===== Data rows =====
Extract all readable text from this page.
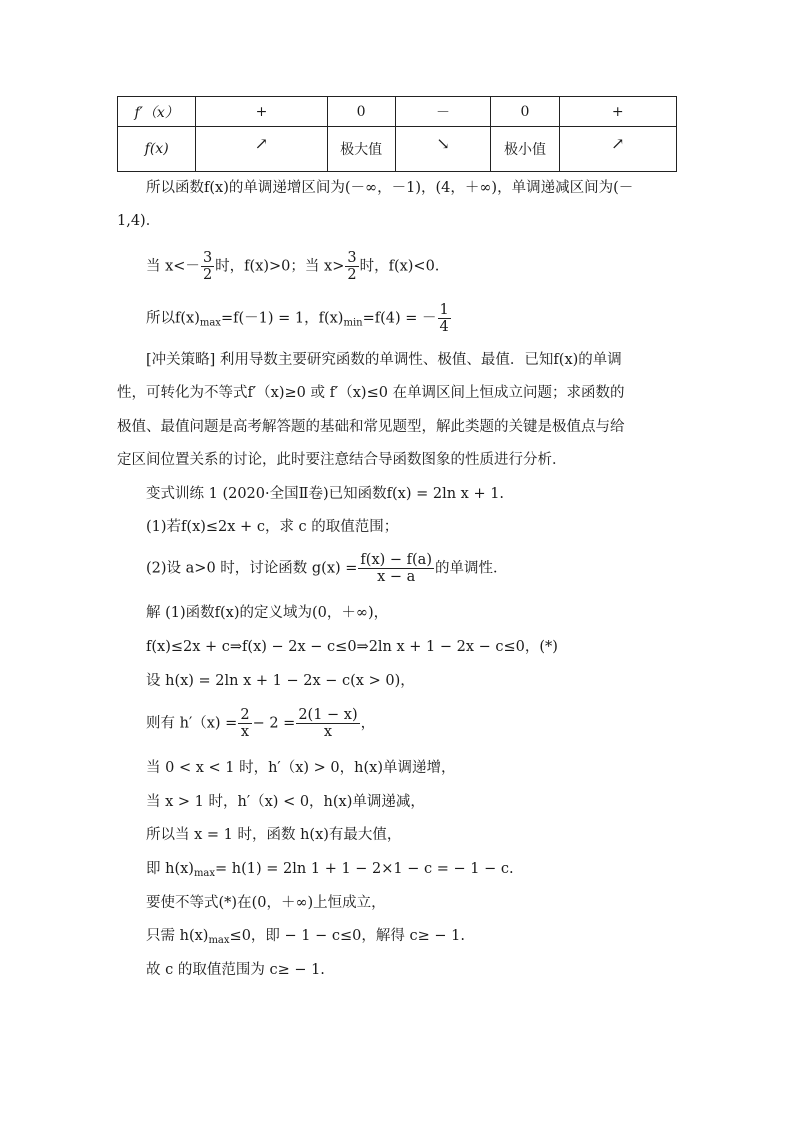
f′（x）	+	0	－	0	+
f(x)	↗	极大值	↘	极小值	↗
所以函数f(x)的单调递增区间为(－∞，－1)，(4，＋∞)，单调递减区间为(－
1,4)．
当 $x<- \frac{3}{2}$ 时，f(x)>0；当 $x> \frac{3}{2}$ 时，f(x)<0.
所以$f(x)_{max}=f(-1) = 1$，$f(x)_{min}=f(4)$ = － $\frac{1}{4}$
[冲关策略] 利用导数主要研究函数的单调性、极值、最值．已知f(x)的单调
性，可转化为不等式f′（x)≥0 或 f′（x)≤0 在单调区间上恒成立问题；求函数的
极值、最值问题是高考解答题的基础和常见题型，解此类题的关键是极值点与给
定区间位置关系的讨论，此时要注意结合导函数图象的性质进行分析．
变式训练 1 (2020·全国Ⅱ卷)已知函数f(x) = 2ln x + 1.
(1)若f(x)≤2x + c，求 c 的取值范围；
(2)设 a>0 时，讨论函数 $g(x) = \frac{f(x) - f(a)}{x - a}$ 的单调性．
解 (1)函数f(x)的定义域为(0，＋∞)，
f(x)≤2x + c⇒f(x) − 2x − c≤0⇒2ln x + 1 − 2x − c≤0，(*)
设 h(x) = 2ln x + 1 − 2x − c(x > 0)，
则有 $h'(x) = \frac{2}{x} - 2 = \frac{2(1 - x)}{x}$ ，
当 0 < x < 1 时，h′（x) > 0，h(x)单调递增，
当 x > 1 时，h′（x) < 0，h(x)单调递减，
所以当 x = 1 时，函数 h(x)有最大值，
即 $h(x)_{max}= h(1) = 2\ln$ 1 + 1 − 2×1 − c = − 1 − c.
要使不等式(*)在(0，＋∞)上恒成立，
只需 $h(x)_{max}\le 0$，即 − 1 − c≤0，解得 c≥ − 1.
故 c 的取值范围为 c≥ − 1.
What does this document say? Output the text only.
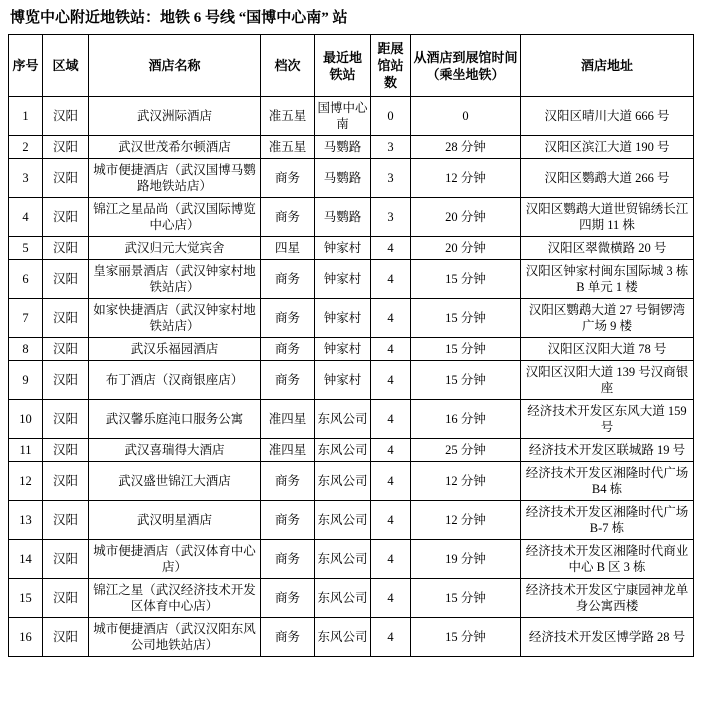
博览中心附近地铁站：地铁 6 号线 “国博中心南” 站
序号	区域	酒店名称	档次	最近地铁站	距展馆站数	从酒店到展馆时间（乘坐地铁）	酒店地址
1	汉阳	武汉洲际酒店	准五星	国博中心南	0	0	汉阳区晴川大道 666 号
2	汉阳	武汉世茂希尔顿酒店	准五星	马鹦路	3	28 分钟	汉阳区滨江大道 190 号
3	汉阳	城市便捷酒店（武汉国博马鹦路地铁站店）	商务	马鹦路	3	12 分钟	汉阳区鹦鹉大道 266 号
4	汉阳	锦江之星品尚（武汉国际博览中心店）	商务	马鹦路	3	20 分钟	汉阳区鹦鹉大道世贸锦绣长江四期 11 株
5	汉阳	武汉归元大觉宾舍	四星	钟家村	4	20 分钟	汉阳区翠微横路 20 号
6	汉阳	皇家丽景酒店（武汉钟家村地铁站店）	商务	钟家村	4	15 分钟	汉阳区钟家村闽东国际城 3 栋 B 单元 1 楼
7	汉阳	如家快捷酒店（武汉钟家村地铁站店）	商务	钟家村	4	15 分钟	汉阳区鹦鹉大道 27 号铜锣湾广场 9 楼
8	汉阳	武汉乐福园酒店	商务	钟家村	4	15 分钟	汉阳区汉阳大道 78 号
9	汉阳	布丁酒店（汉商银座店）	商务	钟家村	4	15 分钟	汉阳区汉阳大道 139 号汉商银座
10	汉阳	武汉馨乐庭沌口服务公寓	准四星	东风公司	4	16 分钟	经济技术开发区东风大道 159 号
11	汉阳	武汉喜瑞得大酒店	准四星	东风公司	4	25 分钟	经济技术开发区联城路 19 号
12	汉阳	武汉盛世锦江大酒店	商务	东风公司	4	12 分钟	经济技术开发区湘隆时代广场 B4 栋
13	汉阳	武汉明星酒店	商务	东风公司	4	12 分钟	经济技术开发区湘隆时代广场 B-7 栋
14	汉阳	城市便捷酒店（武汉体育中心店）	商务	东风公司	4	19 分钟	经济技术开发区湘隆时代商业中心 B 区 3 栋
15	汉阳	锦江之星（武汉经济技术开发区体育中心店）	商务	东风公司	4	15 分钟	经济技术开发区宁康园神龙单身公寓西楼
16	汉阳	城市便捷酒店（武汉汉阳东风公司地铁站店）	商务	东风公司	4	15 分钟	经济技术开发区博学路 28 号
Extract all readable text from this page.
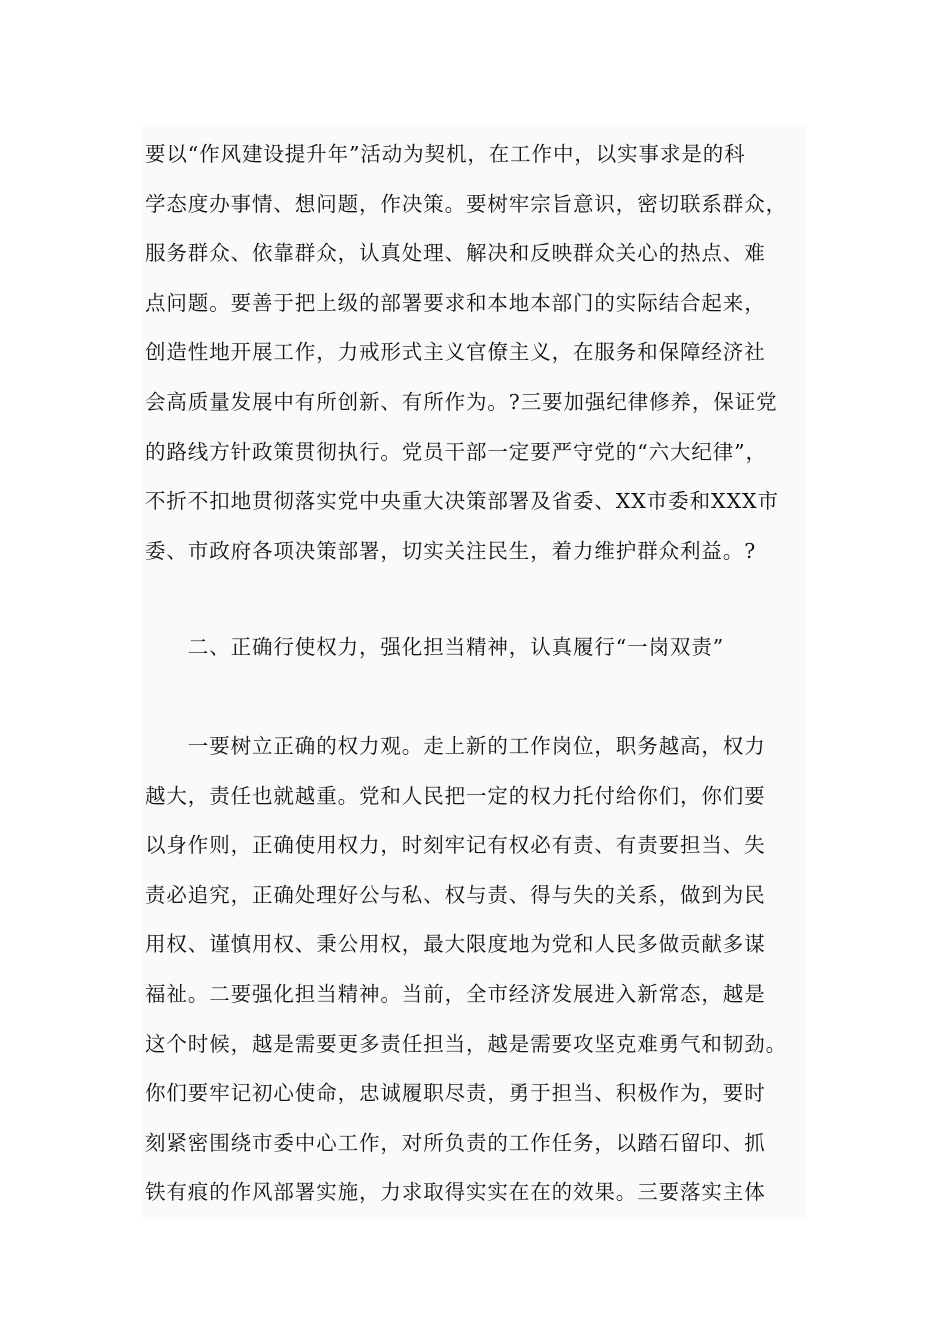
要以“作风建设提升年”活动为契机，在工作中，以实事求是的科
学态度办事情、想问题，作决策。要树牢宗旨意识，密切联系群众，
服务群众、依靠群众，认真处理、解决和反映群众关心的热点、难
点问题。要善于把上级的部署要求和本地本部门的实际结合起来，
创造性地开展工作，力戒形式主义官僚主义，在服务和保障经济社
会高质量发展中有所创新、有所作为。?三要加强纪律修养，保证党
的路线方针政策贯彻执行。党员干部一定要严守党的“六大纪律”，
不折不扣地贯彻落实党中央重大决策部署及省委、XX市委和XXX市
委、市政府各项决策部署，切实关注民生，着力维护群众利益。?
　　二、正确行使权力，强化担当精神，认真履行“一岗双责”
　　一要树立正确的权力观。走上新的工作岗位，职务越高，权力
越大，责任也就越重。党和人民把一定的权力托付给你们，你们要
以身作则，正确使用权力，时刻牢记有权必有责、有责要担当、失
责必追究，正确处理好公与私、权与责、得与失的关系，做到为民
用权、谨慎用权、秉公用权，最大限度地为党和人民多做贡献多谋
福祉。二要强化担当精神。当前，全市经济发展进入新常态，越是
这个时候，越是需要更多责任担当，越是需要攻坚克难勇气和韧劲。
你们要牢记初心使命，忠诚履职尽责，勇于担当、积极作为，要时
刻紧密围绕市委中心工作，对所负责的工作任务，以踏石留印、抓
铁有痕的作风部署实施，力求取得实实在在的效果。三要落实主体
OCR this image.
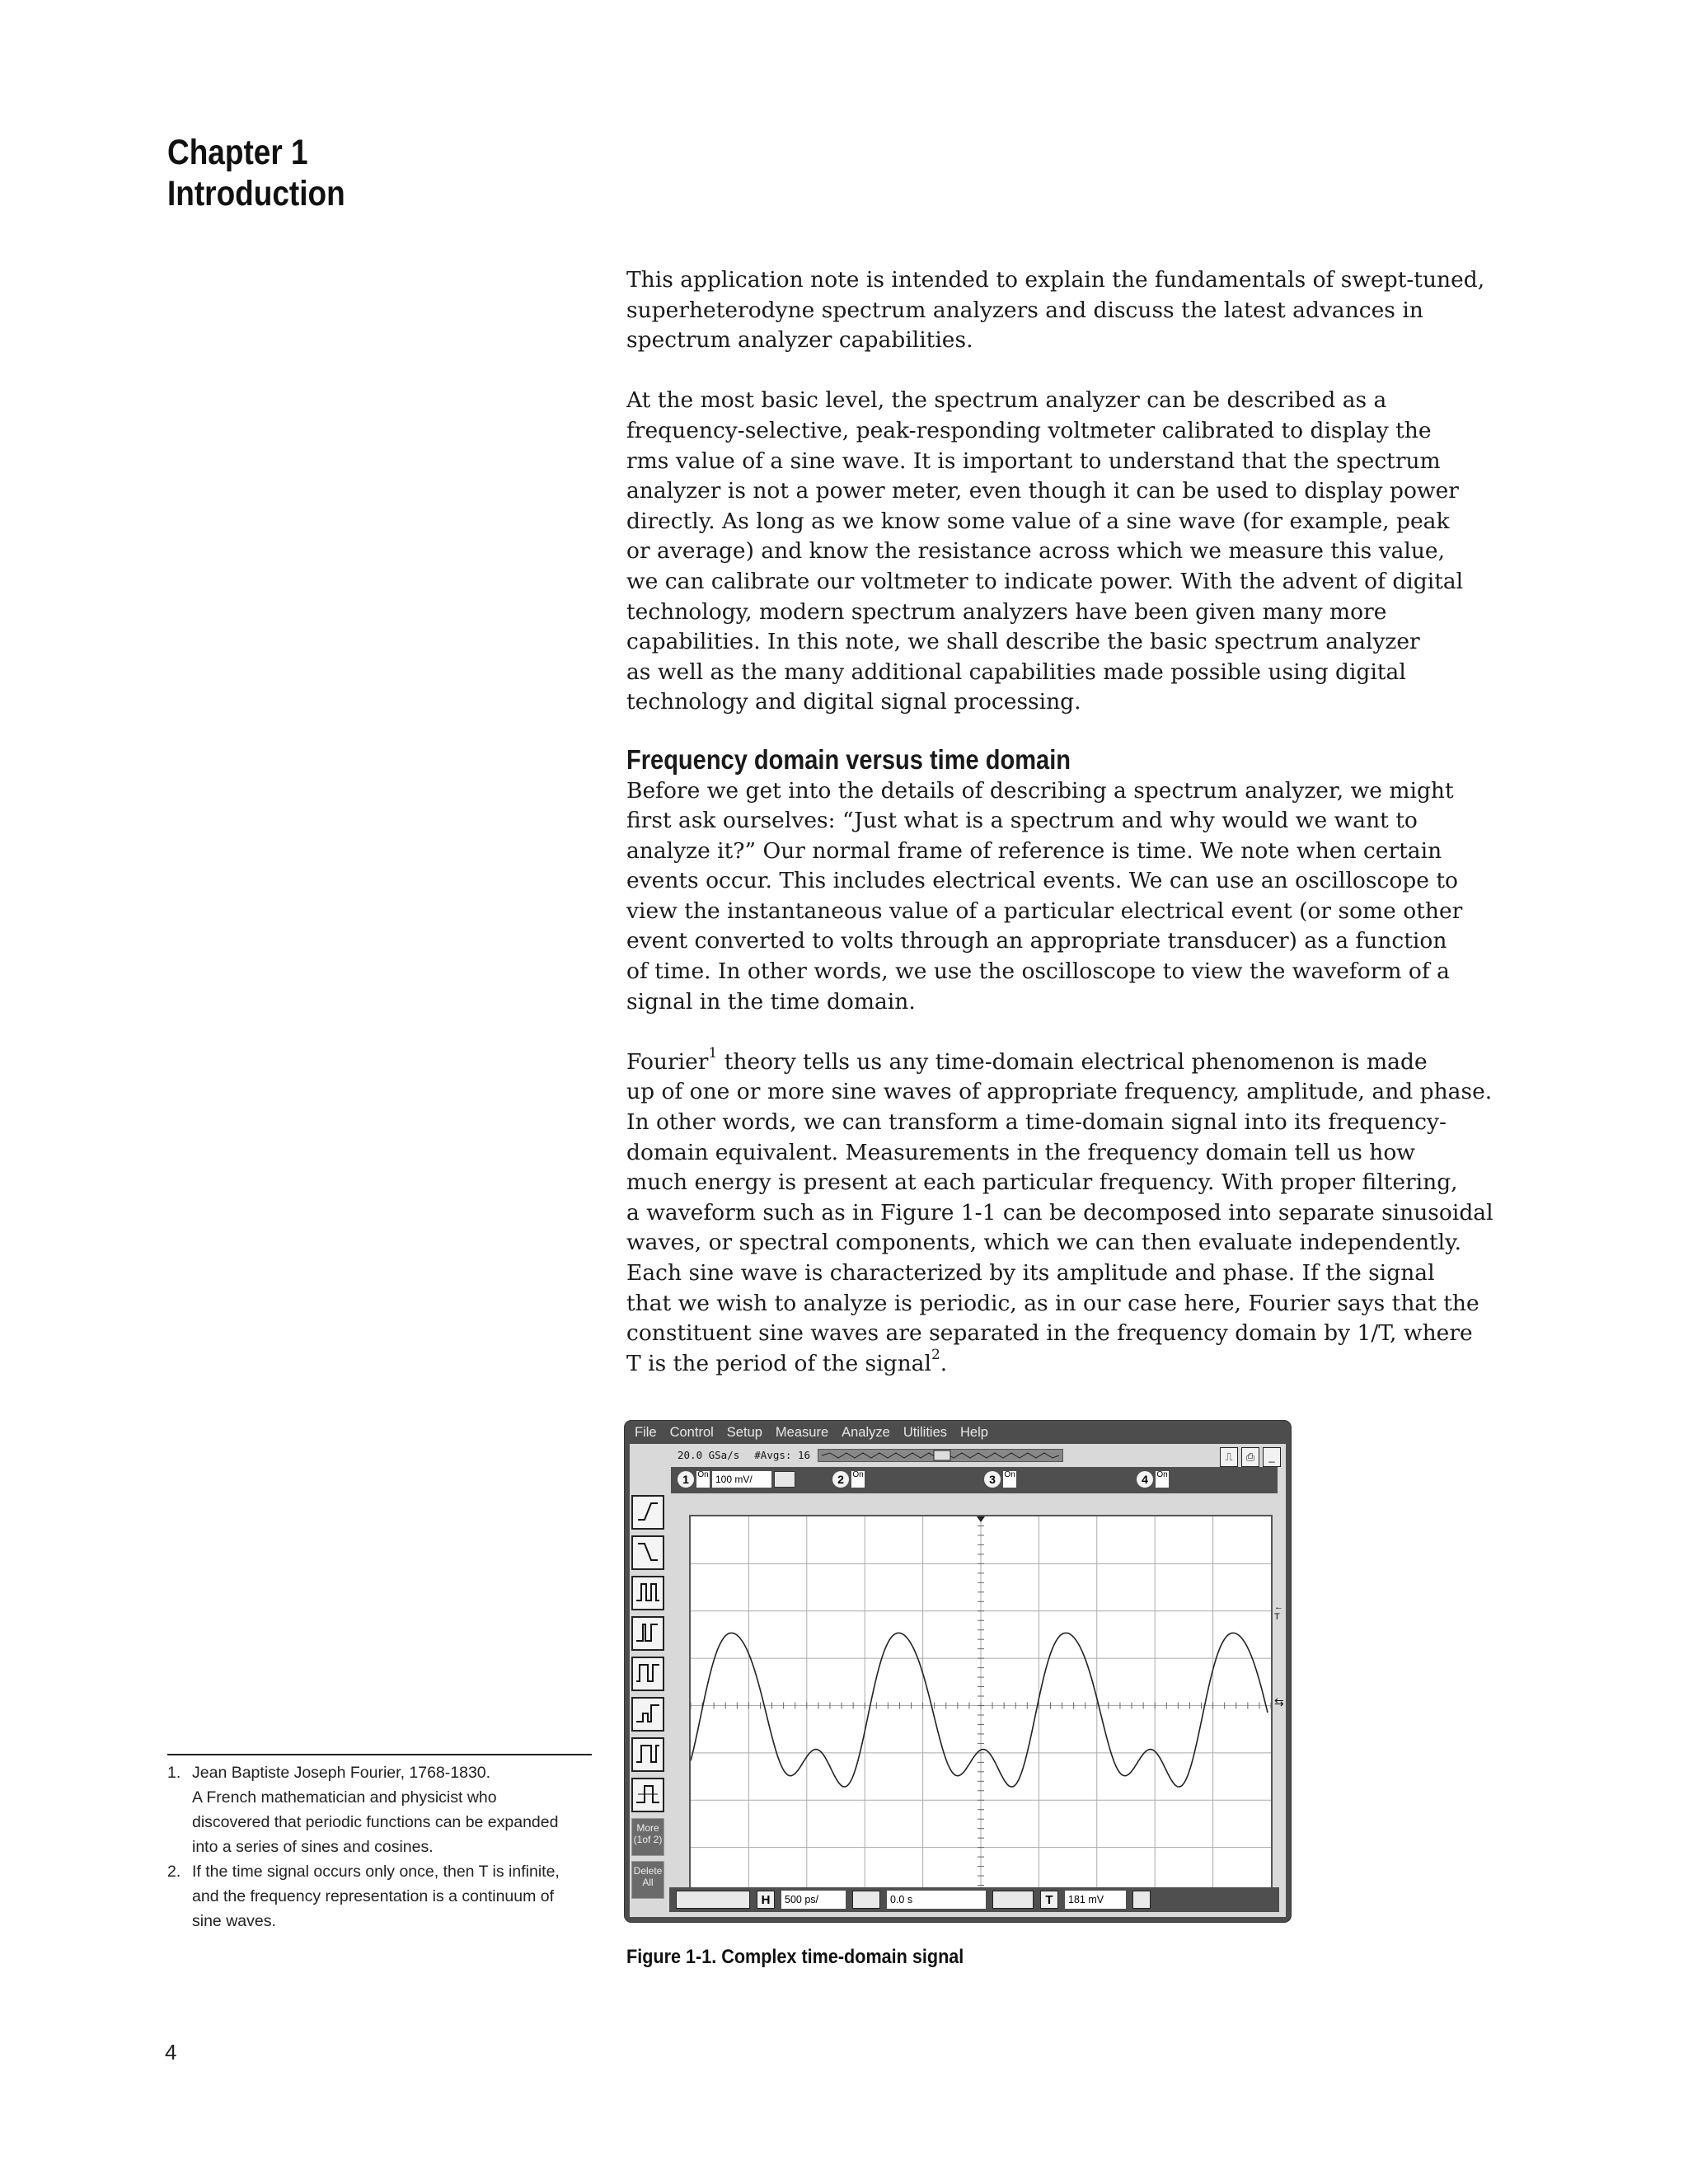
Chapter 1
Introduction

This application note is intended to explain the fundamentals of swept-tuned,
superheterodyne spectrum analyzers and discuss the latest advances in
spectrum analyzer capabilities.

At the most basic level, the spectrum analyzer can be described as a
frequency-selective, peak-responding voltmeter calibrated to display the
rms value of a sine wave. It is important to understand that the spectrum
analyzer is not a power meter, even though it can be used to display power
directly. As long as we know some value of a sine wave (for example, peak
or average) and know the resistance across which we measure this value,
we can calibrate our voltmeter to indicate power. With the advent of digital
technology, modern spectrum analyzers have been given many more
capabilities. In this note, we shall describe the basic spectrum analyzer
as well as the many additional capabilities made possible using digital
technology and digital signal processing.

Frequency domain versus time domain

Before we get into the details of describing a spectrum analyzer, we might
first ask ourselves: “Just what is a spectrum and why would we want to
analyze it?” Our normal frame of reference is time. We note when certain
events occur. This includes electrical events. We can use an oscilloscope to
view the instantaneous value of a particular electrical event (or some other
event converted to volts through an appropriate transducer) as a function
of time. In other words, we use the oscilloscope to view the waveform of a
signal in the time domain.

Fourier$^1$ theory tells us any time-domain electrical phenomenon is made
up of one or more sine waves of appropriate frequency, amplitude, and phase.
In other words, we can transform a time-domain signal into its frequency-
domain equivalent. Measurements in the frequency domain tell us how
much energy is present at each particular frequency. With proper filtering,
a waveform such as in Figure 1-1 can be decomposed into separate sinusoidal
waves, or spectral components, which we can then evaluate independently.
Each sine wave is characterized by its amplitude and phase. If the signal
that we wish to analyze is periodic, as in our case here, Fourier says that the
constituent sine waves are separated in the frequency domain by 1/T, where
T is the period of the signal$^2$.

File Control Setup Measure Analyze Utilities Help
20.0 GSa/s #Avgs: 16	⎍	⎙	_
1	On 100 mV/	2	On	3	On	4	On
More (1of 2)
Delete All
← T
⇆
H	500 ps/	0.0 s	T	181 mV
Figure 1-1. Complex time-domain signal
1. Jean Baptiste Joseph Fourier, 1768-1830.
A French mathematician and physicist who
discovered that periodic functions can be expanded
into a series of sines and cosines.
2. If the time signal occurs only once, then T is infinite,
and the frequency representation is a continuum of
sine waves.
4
=====
* Directions: Gather every line containing the word "basic" and copy it.

* Response to this task:
At the most basic level, the spectrum analyzer can be described as a
capabilities. In this note, we shall describe the basic spectrum analyzer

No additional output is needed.